-- START OF EXCERPTED DATA --
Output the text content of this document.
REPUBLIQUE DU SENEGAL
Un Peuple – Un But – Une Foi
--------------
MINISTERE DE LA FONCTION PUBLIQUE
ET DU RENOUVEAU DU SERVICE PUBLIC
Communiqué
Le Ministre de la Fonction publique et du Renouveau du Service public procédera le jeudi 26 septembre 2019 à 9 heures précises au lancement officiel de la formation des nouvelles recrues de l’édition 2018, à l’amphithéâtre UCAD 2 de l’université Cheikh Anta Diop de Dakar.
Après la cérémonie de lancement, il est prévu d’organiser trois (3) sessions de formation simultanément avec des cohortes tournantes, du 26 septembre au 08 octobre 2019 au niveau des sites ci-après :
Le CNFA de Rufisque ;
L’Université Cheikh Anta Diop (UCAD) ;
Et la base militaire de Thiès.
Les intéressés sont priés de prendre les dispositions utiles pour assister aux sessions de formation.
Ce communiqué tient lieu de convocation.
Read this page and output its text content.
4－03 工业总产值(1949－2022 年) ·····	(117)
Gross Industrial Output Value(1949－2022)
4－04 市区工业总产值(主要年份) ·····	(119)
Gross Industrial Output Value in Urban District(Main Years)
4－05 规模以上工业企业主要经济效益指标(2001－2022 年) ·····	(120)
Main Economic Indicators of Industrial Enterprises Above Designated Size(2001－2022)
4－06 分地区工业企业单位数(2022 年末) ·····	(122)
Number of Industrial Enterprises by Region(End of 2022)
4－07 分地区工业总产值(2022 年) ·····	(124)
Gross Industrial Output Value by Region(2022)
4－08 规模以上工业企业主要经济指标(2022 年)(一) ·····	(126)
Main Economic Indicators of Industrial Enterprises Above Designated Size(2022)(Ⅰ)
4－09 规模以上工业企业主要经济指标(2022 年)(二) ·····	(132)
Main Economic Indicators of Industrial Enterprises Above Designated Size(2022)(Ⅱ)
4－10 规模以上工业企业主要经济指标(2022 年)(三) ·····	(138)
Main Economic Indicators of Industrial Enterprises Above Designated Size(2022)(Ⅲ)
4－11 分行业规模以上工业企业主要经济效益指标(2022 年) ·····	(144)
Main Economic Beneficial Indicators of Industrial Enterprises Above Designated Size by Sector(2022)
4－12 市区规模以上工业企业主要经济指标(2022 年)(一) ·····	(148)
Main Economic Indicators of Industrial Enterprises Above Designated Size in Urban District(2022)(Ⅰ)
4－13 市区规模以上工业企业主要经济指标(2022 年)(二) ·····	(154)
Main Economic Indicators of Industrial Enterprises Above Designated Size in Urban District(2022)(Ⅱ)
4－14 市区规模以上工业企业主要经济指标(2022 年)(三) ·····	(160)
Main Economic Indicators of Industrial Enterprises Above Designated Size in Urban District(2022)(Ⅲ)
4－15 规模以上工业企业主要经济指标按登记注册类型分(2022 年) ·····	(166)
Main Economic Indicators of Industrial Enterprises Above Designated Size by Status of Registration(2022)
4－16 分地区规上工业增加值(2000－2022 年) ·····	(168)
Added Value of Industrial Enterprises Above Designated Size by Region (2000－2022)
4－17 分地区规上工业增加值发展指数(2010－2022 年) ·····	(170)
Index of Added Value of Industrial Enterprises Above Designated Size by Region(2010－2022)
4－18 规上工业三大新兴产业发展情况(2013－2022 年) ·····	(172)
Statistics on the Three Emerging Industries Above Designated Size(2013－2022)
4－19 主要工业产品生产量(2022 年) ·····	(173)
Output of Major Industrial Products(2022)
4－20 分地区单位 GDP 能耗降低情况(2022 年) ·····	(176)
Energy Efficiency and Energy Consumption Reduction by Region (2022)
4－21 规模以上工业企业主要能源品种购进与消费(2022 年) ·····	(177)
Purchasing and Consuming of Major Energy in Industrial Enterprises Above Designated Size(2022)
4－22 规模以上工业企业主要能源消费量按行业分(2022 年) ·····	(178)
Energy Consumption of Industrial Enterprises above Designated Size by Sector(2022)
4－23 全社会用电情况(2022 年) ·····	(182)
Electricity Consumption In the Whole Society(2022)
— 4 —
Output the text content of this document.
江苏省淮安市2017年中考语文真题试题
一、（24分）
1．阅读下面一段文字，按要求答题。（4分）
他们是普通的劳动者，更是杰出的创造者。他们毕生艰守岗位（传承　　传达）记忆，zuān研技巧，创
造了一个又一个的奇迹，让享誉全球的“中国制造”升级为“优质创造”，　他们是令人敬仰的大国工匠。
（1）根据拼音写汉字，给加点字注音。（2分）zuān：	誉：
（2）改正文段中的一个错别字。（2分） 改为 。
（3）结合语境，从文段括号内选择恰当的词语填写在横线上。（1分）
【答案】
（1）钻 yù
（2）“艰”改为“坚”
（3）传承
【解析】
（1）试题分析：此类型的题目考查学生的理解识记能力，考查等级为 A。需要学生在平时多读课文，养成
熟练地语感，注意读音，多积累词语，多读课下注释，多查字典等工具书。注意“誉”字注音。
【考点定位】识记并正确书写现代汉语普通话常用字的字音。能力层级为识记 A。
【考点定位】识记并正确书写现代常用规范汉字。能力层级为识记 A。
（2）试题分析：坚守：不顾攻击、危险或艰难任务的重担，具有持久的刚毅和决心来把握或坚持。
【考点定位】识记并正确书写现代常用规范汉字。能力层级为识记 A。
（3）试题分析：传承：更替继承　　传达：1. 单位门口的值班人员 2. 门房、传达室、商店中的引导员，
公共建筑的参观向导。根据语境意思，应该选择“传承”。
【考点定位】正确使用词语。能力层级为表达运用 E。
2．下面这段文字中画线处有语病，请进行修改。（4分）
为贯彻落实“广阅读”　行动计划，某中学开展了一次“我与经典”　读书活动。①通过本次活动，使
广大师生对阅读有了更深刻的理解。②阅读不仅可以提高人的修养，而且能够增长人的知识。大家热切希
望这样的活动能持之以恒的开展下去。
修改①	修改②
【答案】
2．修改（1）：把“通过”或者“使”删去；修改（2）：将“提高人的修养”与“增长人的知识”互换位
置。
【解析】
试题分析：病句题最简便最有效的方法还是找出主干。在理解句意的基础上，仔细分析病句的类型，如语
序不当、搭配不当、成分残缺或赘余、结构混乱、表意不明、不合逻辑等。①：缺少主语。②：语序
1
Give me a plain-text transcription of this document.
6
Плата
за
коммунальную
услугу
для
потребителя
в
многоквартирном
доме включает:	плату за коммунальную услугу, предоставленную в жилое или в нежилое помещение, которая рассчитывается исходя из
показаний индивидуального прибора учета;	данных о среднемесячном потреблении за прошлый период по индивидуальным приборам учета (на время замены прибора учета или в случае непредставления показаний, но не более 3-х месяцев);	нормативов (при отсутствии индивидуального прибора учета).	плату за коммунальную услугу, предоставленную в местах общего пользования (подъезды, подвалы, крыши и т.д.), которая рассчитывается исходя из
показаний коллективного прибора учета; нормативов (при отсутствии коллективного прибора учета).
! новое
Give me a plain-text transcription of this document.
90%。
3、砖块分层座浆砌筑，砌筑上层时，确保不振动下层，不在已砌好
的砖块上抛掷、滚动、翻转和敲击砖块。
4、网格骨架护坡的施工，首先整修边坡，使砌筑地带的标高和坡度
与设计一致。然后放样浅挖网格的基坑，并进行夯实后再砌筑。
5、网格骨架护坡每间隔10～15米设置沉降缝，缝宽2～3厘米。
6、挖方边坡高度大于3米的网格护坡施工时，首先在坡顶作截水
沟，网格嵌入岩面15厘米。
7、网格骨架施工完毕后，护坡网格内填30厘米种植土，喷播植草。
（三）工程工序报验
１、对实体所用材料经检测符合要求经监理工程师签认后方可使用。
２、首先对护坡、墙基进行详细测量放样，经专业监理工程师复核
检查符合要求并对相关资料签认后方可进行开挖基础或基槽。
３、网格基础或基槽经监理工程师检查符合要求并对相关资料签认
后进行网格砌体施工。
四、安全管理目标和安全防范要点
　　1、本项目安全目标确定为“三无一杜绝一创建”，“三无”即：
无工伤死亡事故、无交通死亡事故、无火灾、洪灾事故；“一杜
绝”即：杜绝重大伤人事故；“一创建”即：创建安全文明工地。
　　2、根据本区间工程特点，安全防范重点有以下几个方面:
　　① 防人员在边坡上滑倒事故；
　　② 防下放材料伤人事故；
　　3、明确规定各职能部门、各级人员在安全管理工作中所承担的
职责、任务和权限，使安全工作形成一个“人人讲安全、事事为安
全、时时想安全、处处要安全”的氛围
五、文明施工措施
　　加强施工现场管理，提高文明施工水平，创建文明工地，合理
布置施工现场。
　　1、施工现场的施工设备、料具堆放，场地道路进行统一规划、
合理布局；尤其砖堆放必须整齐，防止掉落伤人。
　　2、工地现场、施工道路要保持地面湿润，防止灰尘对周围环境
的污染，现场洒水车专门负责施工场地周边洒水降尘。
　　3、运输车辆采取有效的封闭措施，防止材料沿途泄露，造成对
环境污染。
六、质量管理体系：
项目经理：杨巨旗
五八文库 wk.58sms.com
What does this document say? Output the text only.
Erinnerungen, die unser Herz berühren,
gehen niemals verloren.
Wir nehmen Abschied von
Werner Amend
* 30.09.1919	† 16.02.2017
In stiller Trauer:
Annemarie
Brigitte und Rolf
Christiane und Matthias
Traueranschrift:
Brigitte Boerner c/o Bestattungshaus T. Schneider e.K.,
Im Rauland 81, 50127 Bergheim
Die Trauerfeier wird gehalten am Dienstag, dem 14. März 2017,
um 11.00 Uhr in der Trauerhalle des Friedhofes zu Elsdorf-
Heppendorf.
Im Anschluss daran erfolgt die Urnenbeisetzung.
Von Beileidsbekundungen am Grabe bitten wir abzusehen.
-- END OF EXCERPTED DATA --
→ **EXERCISE REQUIREMENTS**
Copy whichever lines in the listing above contain the word "Anta".

→ **RESULT FOR THIS TASK**
Le Ministre de la Fonction publique et du Renouveau du Service public procédera le jeudi 26 septembre 2019 à 9 heures précises au lancement officiel de la formation des nouvelles recrues de l’édition 2018, à l’amphithéâtre UCAD 2 de l’université Cheikh Anta Diop de Dakar.
L’Université Cheikh Anta Diop (UCAD) ;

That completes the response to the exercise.